**PASSAGE SHOWN:**
Segment Open

The program notes that in the Baltimore region 844 students at 14 Title I partner schools were matched with about 950 community volunteers who delivered in excess of 29,000 tutoring sessions over the course of the past year.

Among the Reading Partners’ youngest students in Baltimore, 86 percent mastered key foundational reading skills needed to read at grade level.

Based on survey responses found in the impact report, 92 percent of principals reported improved school-wide reading progress and 97 percent of teachers reported that Reading Partners is valuable to their school.

Further, the report revealed that 78 percent of K to 4 Reading Partner students met or exceeded their primary end-of-year literacy growth goal.

According to the National Assessment of Educational Progress, in 2015 only 21 percent of low-income students nationwide, and 36 percent of students overall, were reading proficiently by the fourth grade.

This means that nearly nine million low-income elementary school students are still learning to read when they should instead be reading to learn, officials said.

In Baltimore City, the situation is even worse, Reading Partners found.

Only 9 percent of low-income fourth-graders and 11 percent of fourth-graders overall were reading proficiently.

Baltimore’s struggling readers are falling well behind in literacy skill development compared to their national group of peers in the same grade, officials said. In the 2016-17 school year, Reading Partners aims to match 1,400 community volunteers with 1,150 struggling readers in the city.

By tutoring a student one-on-one for as little as an hour a week, volunteers can make an impact that can quite literally alter the course of a child’s educational experience and life, said Jeffrey Zwillenberg, the executive director of Reading Partners Baltimore.

“Our ability to be successful and grow so quickly in Baltimore is due to the incredible support we’ve received from our community. Reading Partners has a proven, effective model that works,” he said.

“Yet, if it wasn’t for our 1,000 committed weekly volunteers, and dedicated AmeriCorps members and staff ensuring our program was being implemented with fidelity, we wouldn’t be able to see the results we’ve seen,” Zwillenberg said.

“Our ability to scale so quickly is thanks to our many community partners, like Baltimore City Public Schools, the Maryland Governor’s Office of Service and Volunteerism, and the numerous foundations, corporations and individuals who have invested their dollars in our work,” he said.

Reading Partners collaborates with local public schools and mobilizes community volunteers to provide students the reading support they need to read at grade level by the fourth grade.

The nonprofit transforms a dedicated space into a Reading Center, complete with a library and teaching tools managed by a full-time AmeriCorps member or staff member.

Reading Partners collaborates with teachers and principals to identify students reading behind grade level, and provides them with personalized literacy instruction.

“Data drives our decisions, so we are constantly monitoring our student’s success and trying out innovative ideas,” Zwillenberg said.

“Whether it is partnering with other similarly-mission driven programs to implement tutoring during the summer months or introducing a new game to a lesson, we are constantly thinking about ways we can push our students to proficiency and foster a love of reading,” he said.

This school year, Reading Partners plans to help students in 19 Baltimore City schools.

“Baltimore is a proud city filled with generous community members,” Zwillenberg said. “We want to provide them with a means to give back to the city and support Baltimore City Public Schools.”

Segment Closed

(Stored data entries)

Segment Open

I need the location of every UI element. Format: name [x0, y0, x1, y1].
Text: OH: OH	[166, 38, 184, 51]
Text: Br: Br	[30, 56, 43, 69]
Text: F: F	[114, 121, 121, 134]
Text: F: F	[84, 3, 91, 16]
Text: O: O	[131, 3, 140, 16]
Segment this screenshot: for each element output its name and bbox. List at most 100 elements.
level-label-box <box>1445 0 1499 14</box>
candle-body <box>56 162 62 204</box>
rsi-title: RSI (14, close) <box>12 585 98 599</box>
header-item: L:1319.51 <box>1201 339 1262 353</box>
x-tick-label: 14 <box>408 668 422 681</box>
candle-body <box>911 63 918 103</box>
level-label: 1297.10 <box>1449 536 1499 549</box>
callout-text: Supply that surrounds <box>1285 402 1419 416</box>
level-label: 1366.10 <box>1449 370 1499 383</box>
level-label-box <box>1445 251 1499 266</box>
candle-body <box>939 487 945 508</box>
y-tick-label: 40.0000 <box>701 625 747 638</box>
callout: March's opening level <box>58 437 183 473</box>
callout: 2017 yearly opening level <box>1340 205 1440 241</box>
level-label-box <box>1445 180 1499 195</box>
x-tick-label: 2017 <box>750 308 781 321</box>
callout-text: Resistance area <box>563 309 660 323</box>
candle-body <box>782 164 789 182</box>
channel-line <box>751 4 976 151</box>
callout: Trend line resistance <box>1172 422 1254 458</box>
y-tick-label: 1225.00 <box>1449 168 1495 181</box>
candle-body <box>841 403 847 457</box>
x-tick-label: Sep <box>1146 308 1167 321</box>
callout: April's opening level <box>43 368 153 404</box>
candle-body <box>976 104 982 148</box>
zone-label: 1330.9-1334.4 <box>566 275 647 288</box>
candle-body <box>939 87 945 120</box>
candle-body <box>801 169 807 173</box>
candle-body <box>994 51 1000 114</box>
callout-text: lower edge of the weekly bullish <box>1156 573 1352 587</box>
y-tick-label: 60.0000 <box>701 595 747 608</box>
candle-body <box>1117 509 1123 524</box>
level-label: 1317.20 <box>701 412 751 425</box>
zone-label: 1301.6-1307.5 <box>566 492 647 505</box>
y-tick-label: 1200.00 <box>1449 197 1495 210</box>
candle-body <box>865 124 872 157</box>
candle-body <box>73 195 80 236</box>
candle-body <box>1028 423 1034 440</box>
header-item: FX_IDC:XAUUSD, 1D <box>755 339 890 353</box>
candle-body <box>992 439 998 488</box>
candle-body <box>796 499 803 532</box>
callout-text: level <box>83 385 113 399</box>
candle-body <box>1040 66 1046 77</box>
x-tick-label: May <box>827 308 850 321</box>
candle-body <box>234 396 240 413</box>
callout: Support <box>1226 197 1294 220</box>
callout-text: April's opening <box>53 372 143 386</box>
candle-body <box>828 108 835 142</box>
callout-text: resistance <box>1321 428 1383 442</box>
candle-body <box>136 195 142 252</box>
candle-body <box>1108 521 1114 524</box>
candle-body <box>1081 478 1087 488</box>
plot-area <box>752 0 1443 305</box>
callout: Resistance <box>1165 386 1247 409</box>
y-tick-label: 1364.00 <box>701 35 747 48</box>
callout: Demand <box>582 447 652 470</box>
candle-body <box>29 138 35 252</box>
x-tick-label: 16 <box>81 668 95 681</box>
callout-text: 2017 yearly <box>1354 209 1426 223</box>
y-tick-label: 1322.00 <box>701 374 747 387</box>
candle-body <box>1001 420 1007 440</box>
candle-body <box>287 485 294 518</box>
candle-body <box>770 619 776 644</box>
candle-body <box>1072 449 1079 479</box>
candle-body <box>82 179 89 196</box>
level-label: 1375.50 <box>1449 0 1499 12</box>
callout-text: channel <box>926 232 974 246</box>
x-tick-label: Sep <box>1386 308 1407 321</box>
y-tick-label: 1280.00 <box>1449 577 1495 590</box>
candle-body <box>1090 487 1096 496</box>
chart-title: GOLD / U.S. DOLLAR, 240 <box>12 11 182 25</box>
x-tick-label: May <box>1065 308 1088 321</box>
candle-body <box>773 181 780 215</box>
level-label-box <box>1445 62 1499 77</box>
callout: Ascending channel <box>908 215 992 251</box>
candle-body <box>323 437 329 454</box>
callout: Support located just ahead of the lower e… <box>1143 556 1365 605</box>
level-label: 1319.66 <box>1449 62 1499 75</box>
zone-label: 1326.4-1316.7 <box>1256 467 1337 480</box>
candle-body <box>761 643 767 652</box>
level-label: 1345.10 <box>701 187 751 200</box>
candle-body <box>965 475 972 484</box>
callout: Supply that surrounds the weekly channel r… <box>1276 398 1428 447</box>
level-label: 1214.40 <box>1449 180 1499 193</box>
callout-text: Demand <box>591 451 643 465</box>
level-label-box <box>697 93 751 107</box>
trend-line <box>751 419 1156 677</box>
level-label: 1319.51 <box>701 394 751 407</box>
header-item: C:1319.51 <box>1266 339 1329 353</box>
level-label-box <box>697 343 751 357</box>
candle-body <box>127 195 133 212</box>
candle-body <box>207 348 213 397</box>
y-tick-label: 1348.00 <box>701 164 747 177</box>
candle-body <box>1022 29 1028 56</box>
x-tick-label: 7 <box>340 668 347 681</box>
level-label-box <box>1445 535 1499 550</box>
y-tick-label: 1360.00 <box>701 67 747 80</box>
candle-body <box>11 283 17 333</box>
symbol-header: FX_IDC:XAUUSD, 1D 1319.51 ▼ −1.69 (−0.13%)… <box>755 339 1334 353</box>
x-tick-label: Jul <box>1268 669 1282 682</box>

Segment Closed

**PROBLEMS AND TASKS:**
1. Please list each percentage the article on Reading Partners Baltimore reports as a result of the program's own work in Baltimore, along with what it measures.
2. Quote everything from "Baltimore’s struggling readers" down to "Reading Partners Baltimore." in the article on Reading Partners Baltimore.

**RESPONSES:**
1.
- 86 percent: the youngest students in Baltimore who mastered key foundational reading skills needed to read at grade level
- 92 percent: principals who reported improved school-wide reading progress
- 97 percent: teachers who reported that Reading Partners is valuable to their school
- 78 percent: K to 4 Reading Partner students who met or exceeded their primary end-of-year literacy growth goal

2.
Baltimore’s struggling readers are falling well behind in literacy skill development compared to their national group of peers in the same grade, officials said. In the 2016-17 school year, Reading Partners aims to match 1,400 community volunteers with 1,150 struggling readers in the city.

By tutoring a student one-on-one for as little as an hour a week, volunteers can make an impact that can quite literally alter the course of a child’s educational experience and life, said Jeffrey Zwillenberg, the executive director of Reading Partners Baltimore.